— Start Records for the task —
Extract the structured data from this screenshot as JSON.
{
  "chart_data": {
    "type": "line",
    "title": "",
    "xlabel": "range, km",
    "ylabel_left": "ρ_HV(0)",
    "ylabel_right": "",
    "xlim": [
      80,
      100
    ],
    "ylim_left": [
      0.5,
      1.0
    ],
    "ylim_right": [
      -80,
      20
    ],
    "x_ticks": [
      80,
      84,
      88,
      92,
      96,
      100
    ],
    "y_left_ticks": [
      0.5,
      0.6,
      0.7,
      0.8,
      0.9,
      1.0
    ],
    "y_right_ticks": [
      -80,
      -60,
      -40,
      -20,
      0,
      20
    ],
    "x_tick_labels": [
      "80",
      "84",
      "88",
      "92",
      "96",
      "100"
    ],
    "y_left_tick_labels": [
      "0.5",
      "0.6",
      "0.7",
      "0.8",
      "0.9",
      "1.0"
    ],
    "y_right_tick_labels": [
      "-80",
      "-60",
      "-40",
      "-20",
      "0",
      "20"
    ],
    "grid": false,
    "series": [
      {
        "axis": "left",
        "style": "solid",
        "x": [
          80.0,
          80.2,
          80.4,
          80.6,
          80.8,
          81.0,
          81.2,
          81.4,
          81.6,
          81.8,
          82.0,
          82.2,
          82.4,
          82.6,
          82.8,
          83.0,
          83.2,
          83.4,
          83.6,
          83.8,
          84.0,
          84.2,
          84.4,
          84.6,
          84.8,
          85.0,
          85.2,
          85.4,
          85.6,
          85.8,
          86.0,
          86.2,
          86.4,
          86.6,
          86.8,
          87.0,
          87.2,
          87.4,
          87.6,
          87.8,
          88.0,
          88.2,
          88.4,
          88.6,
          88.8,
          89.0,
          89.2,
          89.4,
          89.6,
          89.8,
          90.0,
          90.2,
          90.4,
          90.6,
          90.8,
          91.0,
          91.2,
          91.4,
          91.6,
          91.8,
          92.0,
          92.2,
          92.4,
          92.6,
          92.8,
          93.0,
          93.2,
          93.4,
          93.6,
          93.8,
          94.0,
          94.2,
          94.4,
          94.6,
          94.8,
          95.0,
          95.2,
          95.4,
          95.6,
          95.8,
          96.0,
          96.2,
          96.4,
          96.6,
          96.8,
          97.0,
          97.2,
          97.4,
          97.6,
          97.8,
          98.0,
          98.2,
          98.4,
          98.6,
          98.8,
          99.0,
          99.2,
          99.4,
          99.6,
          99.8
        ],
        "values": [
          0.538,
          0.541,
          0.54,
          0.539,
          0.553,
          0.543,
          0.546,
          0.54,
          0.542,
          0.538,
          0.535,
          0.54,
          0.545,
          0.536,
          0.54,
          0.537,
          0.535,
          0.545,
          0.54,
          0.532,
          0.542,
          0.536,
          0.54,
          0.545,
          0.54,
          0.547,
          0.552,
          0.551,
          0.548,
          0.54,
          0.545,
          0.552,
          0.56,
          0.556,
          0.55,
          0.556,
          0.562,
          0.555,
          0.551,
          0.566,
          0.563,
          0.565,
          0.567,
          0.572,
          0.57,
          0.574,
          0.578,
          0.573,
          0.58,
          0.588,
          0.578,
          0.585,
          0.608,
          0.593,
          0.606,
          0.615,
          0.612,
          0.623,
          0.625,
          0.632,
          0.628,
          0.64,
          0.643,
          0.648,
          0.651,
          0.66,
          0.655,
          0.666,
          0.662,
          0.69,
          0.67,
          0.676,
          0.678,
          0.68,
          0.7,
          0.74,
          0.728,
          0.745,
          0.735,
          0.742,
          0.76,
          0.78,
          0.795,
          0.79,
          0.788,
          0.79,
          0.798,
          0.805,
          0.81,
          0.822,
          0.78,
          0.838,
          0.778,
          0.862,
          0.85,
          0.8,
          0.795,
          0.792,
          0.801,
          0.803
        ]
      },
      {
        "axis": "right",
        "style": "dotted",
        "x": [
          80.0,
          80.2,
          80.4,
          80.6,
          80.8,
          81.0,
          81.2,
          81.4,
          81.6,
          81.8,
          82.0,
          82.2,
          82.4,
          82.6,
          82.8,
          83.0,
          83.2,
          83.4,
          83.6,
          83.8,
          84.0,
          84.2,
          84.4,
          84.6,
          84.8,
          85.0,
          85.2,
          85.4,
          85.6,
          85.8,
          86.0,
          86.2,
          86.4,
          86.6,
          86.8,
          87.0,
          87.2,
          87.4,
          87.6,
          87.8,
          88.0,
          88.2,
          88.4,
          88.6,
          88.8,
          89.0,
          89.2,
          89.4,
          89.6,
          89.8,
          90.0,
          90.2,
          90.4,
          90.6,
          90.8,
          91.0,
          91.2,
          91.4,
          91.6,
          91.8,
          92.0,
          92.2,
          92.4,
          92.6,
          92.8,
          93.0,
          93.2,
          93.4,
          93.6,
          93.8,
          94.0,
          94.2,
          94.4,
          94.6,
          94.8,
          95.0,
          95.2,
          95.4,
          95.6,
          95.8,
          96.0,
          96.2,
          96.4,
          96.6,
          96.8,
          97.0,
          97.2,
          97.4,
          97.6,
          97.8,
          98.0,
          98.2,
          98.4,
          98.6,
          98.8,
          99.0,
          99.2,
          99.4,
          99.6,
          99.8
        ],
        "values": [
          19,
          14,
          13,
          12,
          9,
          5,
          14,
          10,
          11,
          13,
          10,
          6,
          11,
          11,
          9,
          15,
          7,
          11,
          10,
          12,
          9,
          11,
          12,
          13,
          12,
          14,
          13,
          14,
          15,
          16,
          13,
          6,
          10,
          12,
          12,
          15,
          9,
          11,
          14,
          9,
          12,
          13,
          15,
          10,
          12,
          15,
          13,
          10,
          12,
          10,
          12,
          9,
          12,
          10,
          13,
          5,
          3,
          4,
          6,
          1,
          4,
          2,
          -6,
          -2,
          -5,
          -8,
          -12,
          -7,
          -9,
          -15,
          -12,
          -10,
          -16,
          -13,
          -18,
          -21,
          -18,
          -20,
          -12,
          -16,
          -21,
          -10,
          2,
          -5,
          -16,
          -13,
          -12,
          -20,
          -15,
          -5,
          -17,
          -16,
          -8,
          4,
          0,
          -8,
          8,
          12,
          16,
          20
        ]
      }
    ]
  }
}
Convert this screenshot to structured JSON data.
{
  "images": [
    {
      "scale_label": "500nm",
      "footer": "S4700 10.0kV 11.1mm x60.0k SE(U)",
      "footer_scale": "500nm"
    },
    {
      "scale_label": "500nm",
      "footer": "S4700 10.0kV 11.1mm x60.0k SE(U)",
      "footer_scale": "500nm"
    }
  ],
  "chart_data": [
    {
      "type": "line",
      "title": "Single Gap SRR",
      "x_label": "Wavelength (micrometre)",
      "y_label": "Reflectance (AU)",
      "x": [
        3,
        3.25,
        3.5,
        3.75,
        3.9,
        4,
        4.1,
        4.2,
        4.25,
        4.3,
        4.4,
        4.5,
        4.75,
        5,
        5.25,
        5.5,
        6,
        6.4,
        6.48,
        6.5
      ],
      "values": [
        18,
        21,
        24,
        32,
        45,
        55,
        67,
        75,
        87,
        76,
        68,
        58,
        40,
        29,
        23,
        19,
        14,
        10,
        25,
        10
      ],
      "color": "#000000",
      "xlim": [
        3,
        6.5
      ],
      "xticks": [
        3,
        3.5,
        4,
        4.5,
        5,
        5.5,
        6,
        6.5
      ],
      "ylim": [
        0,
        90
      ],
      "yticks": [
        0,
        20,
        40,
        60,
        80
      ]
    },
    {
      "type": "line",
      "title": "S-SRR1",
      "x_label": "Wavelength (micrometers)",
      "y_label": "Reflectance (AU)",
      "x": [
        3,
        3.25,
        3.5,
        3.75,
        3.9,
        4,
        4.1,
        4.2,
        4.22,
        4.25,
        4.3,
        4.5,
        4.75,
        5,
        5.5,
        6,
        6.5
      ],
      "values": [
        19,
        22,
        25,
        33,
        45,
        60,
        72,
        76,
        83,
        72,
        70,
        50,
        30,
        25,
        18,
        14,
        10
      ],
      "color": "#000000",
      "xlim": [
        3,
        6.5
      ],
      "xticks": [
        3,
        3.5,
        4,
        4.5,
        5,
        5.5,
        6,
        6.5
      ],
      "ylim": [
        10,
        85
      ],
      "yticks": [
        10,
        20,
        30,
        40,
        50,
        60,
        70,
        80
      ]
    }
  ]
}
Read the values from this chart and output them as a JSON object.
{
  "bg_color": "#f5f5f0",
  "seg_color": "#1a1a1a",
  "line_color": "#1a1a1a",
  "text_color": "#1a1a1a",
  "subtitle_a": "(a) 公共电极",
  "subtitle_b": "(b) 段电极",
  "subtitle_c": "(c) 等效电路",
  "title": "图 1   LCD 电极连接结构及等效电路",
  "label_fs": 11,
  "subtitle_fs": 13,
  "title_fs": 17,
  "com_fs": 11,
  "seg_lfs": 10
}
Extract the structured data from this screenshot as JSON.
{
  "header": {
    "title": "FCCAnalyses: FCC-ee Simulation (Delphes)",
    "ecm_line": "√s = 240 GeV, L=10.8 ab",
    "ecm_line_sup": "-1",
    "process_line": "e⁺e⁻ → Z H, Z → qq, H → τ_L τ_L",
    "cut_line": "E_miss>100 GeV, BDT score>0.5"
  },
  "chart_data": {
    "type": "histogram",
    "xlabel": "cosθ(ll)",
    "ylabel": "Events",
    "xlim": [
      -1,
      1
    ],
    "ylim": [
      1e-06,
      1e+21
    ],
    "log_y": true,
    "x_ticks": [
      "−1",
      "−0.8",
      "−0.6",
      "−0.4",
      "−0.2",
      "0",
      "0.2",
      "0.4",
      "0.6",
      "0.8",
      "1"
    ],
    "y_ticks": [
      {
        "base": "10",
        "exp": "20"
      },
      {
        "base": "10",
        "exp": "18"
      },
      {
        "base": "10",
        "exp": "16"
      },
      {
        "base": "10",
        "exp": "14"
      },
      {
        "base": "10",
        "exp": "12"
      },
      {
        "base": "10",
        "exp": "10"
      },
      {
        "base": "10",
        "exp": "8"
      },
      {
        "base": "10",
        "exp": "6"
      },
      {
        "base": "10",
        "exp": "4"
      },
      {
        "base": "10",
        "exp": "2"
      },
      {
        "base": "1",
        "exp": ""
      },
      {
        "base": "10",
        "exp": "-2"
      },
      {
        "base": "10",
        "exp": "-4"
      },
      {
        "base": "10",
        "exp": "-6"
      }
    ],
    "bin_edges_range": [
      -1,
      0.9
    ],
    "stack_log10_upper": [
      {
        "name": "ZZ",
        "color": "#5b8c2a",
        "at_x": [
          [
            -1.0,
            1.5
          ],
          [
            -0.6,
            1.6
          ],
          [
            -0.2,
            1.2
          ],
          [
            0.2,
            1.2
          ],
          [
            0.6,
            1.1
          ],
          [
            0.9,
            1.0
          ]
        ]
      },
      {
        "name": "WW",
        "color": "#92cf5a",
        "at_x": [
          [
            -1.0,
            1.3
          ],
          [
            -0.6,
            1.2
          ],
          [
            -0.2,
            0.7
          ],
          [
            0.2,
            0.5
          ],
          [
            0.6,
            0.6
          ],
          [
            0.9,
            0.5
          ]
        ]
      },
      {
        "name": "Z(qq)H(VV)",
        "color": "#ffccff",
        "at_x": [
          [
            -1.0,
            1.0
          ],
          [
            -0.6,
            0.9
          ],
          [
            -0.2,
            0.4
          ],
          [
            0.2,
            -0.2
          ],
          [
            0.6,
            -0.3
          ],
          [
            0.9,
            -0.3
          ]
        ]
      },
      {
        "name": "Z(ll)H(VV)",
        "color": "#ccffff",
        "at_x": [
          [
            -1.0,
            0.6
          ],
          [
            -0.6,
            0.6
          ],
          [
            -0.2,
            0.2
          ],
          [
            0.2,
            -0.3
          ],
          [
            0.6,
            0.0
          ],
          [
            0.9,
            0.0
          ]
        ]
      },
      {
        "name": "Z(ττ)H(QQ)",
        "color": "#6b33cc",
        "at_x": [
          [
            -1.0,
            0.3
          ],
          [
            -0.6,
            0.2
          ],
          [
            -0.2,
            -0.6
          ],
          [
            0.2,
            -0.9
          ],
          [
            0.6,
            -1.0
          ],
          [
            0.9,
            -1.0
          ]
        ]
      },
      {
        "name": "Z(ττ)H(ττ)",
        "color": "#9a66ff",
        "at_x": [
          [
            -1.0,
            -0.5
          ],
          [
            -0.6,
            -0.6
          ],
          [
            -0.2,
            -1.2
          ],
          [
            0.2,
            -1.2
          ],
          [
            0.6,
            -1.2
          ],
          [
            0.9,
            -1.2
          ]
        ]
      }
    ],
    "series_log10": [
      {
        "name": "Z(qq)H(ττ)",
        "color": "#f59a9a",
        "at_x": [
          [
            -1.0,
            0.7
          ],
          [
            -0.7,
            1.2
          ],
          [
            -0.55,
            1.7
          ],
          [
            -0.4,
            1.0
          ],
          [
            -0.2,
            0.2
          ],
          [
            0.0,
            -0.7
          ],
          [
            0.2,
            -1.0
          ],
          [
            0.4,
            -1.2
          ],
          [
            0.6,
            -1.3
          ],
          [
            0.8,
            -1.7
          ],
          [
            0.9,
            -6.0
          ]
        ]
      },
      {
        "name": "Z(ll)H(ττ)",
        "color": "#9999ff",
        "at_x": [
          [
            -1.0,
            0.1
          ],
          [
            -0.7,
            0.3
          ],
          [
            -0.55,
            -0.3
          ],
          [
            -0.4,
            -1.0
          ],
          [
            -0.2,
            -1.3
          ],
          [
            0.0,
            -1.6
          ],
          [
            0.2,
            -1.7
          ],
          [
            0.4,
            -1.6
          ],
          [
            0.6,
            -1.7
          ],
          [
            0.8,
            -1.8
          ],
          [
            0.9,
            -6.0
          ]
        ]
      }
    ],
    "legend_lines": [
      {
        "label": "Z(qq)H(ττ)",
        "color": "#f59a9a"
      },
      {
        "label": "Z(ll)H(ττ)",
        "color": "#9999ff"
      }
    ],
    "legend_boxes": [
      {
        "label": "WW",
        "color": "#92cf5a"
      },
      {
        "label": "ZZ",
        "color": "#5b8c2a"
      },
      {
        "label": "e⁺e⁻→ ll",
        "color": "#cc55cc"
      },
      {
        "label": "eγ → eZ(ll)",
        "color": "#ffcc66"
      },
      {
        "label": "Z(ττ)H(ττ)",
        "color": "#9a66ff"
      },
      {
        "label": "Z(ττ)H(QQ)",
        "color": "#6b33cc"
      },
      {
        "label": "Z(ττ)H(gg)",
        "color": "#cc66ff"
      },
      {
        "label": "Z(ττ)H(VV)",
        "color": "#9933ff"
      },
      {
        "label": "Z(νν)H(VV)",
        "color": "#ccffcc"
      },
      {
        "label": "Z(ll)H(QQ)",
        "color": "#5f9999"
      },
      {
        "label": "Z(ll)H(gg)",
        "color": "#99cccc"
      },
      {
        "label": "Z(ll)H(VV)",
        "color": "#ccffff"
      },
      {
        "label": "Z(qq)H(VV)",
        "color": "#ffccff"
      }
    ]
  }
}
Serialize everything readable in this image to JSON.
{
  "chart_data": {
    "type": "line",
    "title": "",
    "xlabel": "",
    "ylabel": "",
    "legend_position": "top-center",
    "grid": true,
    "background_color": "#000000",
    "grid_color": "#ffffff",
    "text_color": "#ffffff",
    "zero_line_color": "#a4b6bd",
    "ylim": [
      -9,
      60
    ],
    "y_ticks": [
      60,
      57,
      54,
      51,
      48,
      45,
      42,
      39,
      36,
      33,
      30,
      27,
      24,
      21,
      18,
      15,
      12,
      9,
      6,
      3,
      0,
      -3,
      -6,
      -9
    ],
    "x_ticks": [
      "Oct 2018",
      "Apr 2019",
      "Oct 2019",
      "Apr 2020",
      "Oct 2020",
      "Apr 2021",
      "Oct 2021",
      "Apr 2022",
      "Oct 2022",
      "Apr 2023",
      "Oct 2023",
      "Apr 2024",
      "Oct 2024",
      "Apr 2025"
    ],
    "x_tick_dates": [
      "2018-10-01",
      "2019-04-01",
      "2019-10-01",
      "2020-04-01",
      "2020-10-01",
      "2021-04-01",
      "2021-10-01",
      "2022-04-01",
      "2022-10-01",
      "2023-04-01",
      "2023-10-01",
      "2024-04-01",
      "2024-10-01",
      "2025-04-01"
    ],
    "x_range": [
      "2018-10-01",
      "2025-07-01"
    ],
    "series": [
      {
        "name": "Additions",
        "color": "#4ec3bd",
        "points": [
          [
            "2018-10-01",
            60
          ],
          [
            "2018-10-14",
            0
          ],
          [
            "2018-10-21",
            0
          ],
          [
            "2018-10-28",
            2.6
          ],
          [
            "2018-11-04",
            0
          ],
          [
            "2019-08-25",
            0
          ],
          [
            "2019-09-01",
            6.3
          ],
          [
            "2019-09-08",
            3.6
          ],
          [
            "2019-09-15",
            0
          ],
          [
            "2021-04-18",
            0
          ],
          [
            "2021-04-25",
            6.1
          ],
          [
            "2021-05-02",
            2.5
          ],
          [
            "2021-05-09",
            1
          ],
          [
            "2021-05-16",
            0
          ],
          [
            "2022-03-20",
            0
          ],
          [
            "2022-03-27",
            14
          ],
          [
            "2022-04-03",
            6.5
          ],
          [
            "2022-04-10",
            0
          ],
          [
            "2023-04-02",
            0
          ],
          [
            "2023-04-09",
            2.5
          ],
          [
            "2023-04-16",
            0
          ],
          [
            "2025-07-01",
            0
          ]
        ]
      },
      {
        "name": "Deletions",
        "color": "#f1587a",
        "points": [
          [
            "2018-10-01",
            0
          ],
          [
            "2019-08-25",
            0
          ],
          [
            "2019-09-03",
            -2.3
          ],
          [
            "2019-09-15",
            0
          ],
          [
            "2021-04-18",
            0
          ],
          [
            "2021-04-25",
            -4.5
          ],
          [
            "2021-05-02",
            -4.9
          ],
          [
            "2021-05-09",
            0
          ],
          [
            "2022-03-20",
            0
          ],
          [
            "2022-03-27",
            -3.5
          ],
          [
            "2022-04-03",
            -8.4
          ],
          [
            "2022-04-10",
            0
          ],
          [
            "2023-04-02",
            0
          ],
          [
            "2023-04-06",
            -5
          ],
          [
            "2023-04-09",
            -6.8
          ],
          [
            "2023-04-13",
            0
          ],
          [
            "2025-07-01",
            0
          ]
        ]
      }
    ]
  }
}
— End Records for the task —
Which lines above hold the word "this"? Copy each of them.

Extract the structured data from this screenshot as JSON.
Convert this screenshot to structured JSON data.
Read the values from this chart and output them as a JSON object.
Extract the structured data from this screenshot as JSON.
Serialize everything readable in this image to JSON.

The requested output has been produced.